_Verilen Görev 1:_ Aşağıdaki kaynak metinde geçen bütün yer adlarını sıralayın.

_Kaynak Metin:_
--

NOT: yazımdaki eksikliklere ışık tutayım. o kapısında kilit olan eski kütüphane şuanda bir cafe (((
ilk yollananların bozulmuş gerçekler olmadığınıda kendimden biliyorum. o cd lerde oynayan o oyunları o haliyle mahvedilmesine ve gerçeklermiş gibi çekilmesine göz yummak zorunda bırakılanlardan biride bendim. isteyenler Türk Halk Dansları Federasyoundan o cd lere ulaşabilirler.
aradığım konuya gelince. Bursa yöresi halk oyunlarından Cezayir isimli bir ağıttı. oyun Türk askerinin Cezayir savaşındaki halini anlatır. ve aslı erkekler tarafından oynanır. ancak günümüzde malesefki ooyun oyun havası ezgilerine dönmüş. sözlerinin çoğu kaybolmuş durumda. üstelik artık Türkiye'nin yurt dışı gösterilerinde bile bayanlar tarafından sergileniyor.
 
biraz önce oğlumu aldım ayaklarıma salıyorum. sessizlik ve huzurun verdiği sakinlikle dalar ya insan bazen anılara işte öle bir an oldu ve aklıma eski arkadaşlarım geldi. bu hikaye onlardan bir çifte ait bazı bölümleri kesicem özlelleri yine saklı kalsın diye.

Ornah ve Sibel Ruhunuz Şad Olsun....

--

_Gösterilen Kayıtlar:_
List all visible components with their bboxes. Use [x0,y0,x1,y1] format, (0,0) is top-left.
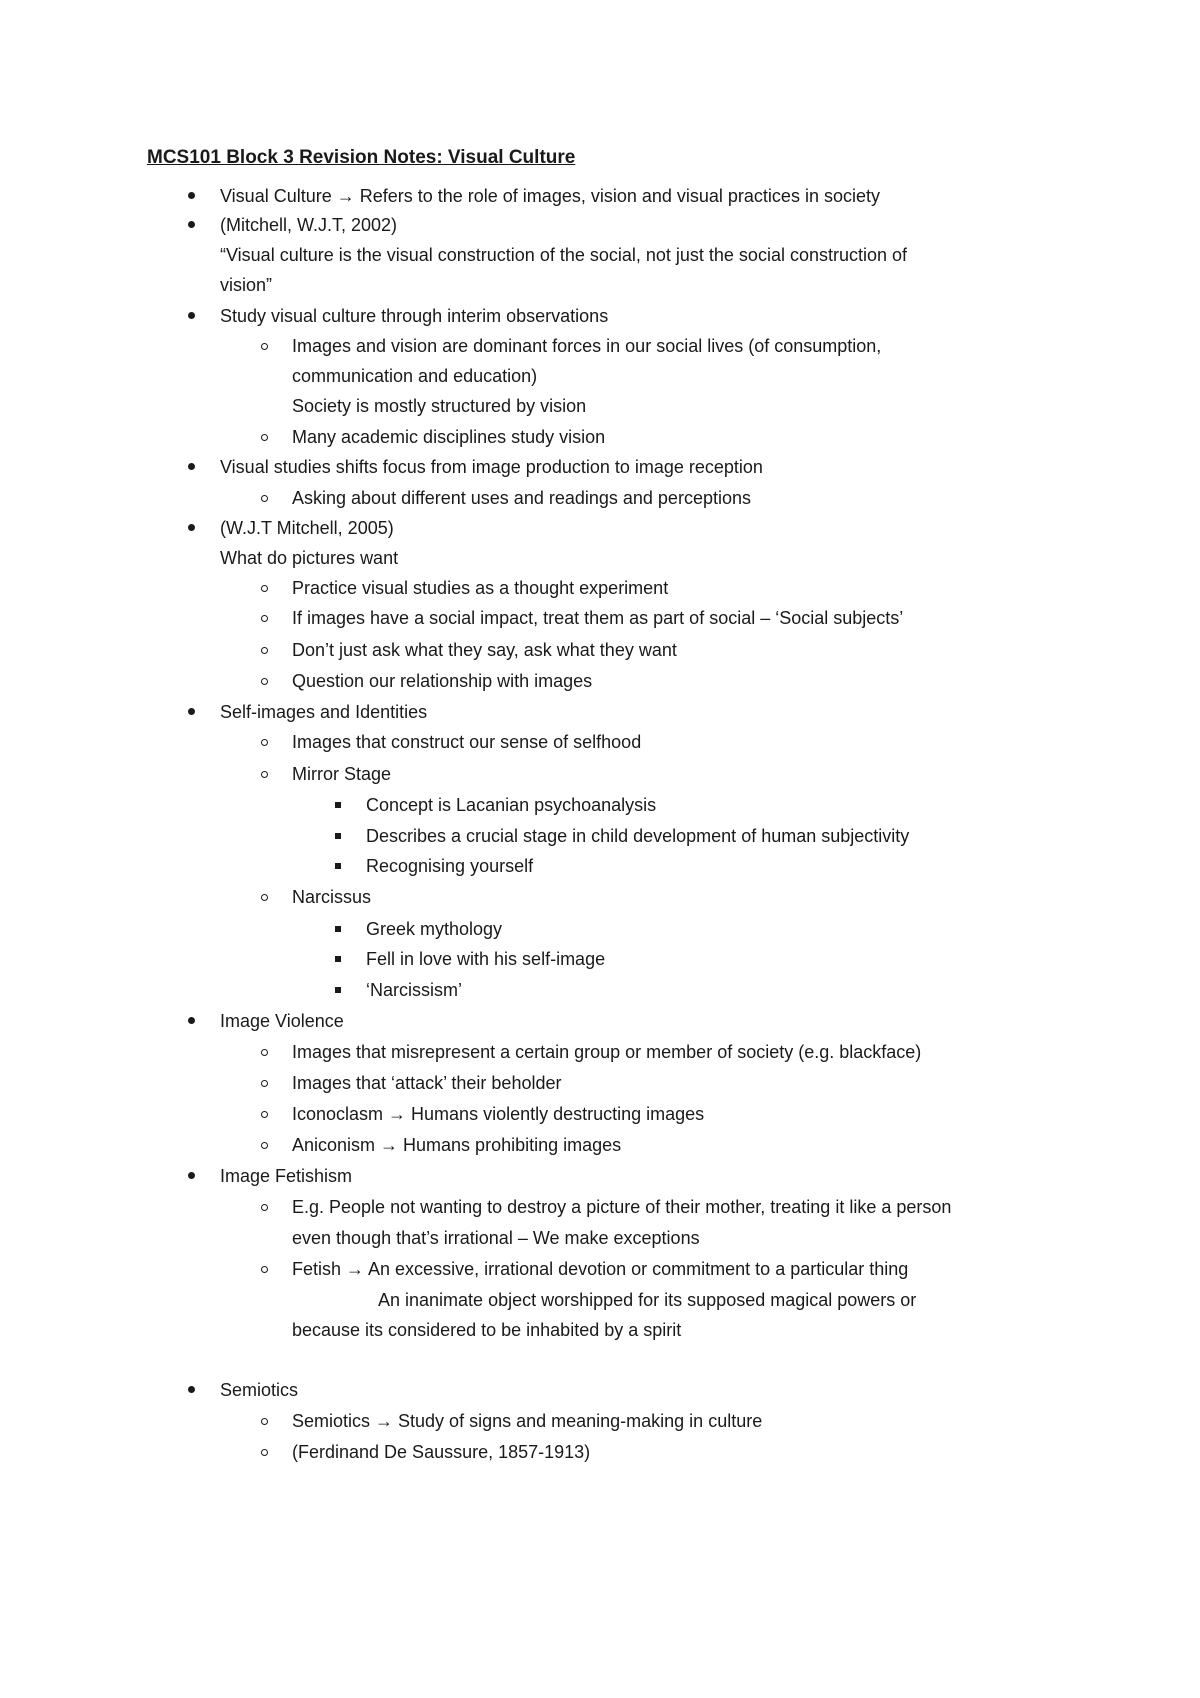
list-item: Many academic disciplines study vision [292,427,606,447]
list-item: Recognising yourself [366,856,534,876]
list-item: Images and vision are dominant forces in our social lives (of consumption, [292,336,882,356]
bullet-dot-icon [188,1017,195,1024]
bullet-dot-icon [188,1386,195,1393]
bullet-circle-icon [261,495,268,502]
list-item: Aniconism → Humans prohibiting images [292,1135,622,1155]
bullet-circle-icon [261,1266,268,1273]
list-item: An inanimate object worshipped for its supposed magical powers or [378,1290,917,1310]
list-item: Semiotics → Study of signs and meaning-making in culture [292,1411,763,1431]
list-item: Visual Culture → Refers to the role of images, vision and visual practices in society [220,186,880,206]
bullet-circle-icon [261,343,268,350]
list-item: Mirror Stage [292,764,392,784]
list-item: (Ferdinand De Saussure, 1857-1913) [292,1442,591,1462]
bullet-dot-icon [188,463,195,470]
list-item: Society is mostly structured by vision [292,396,587,416]
bullet-circle-icon [261,585,268,592]
page-title: MCS101 Block 3 Revision Notes: Visual Culture [147,147,576,168]
bullet-circle-icon [261,678,268,685]
bullet-dot-icon [188,524,195,531]
bullet-circle-icon [261,894,268,901]
bullet-square-icon [335,956,341,962]
bullet-circle-icon [261,615,268,622]
bullet-circle-icon [261,1111,268,1118]
list-item: Images that ‘attack’ their beholder [292,1073,562,1093]
list-item: If images have a social impact, treat them as part of social – ‘Social subjects’ [292,608,904,628]
list-item: (Mitchell, W.J.T, 2002) [220,215,398,235]
list-item: Describes a crucial stage in child development of human subjectivity [366,826,910,846]
list-item: E.g. People not wanting to destroy a picture of their mother, treating it like a person [292,1197,952,1217]
list-item: Asking about different uses and readings and perceptions [292,488,751,508]
bullet-dot-icon [188,312,195,319]
list-item: ‘Narcissism’ [366,980,462,1000]
bullet-square-icon [335,833,341,839]
bullet-circle-icon [261,1204,268,1211]
list-item: Image Violence [220,1011,344,1031]
bullet-circle-icon [261,1080,268,1087]
list-item: Concept is Lacanian psychoanalysis [366,795,657,815]
bullet-dot-icon [188,708,195,715]
list-item: Self-images and Identities [220,702,428,722]
list-item: Practice visual studies as a thought experiment [292,578,669,598]
list-item: Image Fetishism [220,1166,353,1186]
bullet-circle-icon [261,771,268,778]
list-item: Fetish → An excessive, irrational devotion or commitment to a particular thing [292,1259,909,1279]
list-item: Images that misrepresent a certain group or member of society (e.g. blackface) [292,1042,922,1062]
list-item: (W.J.T Mitchell, 2005) [220,518,394,538]
list-item: vision” [220,275,273,295]
list-item: Iconoclasm → Humans violently destructing images [292,1104,705,1124]
bullet-circle-icon [261,1049,268,1056]
bullet-circle-icon [261,1142,268,1149]
list-item: Study visual culture through interim observations [220,306,609,326]
bullet-square-icon [335,863,341,869]
bullet-square-icon [335,926,341,932]
list-item: even though that’s irrational – We make exceptions [292,1228,700,1248]
list-item: Semiotics [220,1380,299,1400]
list-item: communication and education) [292,366,538,386]
list-item: Fell in love with his self-image [366,949,606,969]
bullet-circle-icon [261,739,268,746]
list-item: Greek mythology [366,919,503,939]
bullet-circle-icon [261,434,268,441]
bullet-circle-icon [261,647,268,654]
list-item: Visual studies shifts focus from image production to image reception [220,457,763,477]
list-item: “Visual culture is the visual construction of the social, not just the social construction of [220,245,908,265]
list-item: What do pictures want [220,548,399,568]
bullet-square-icon [335,987,341,993]
list-item: Images that construct our sense of selfhood [292,732,642,752]
bullet-square-icon [335,802,341,808]
bullet-circle-icon [261,1449,268,1456]
bullet-dot-icon [188,192,195,199]
list-item: because its considered to be inhabited by a spirit [292,1320,682,1340]
bullet-dot-icon [188,1172,195,1179]
list-item: Narcissus [292,887,372,907]
list-item: Don’t just ask what they say, ask what they want [292,640,677,660]
list-item: Question our relationship with images [292,671,593,691]
bullet-dot-icon [188,221,195,228]
bullet-circle-icon [261,1418,268,1425]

--

_Verilen Görev 2:_ Kayıtlarda "list-item: Many academic" bulunan satırdan başlayın ve "bullet-circle-icon [261,1080,268,1087]" bulunan satırdan sonra durun. Bu satırlarda "list-item" ifadesinin yerine "item" koyun, geri kalan her şeyi olduğu gibi bırakarak yalnızca bu satırları yeniden yazın.

_Alıştırma Cevabı 1:_ Bursa, Cezayir, Türkiye

_Alıştırma Cevabı 2:_
item: Many academic disciplines study vision [292,427,606,447]
item: Recognising yourself [366,856,534,876]
item: Images and vision are dominant forces in our social lives (of consumption, [292,336,882,356]
bullet-dot-icon [188,1017,195,1024]
bullet-dot-icon [188,1386,195,1393]
bullet-circle-icon [261,495,268,502]
item: Aniconism → Humans prohibiting images [292,1135,622,1155]
bullet-circle-icon [261,1266,268,1273]
item: An inanimate object worshipped for its supposed magical powers or [378,1290,917,1310]
item: Semiotics → Study of signs and meaning-making in culture [292,1411,763,1431]
item: Visual Culture → Refers to the role of images, vision and visual practices in society [220,186,880,206]
bullet-circle-icon [261,343,268,350]
item: Mirror Stage [292,764,392,784]
item: (Ferdinand De Saussure, 1857-1913) [292,1442,591,1462]
bullet-dot-icon [188,463,195,470]
item: Society is mostly structured by vision [292,396,587,416]
bullet-circle-icon [261,585,268,592]
page-title: MCS101 Block 3 Revision Notes: Visual Culture [147,147,576,168]
bullet-circle-icon [261,678,268,685]
bullet-dot-icon [188,524,195,531]
bullet-circle-icon [261,894,268,901]
bullet-square-icon [335,956,341,962]
bullet-circle-icon [261,615,268,622]
bullet-circle-icon [261,1111,268,1118]
item: Images that ‘attack’ their beholder [292,1073,562,1093]
item: If images have a social impact, treat them as part of social – ‘Social subjects’ [292,608,904,628]
item: (Mitchell, W.J.T, 2002) [220,215,398,235]
item: Describes a crucial stage in child development of human subjectivity [366,826,910,846]
item: E.g. People not wanting to destroy a picture of their mother, treating it like a person [292,1197,952,1217]
item: Asking about different uses and readings and perceptions [292,488,751,508]
bullet-dot-icon [188,312,195,319]
item: ‘Narcissism’ [366,980,462,1000]
bullet-square-icon [335,833,341,839]
bullet-circle-icon [261,1204,268,1211]
item: Image Violence [220,1011,344,1031]
bullet-circle-icon [261,1080,268,1087]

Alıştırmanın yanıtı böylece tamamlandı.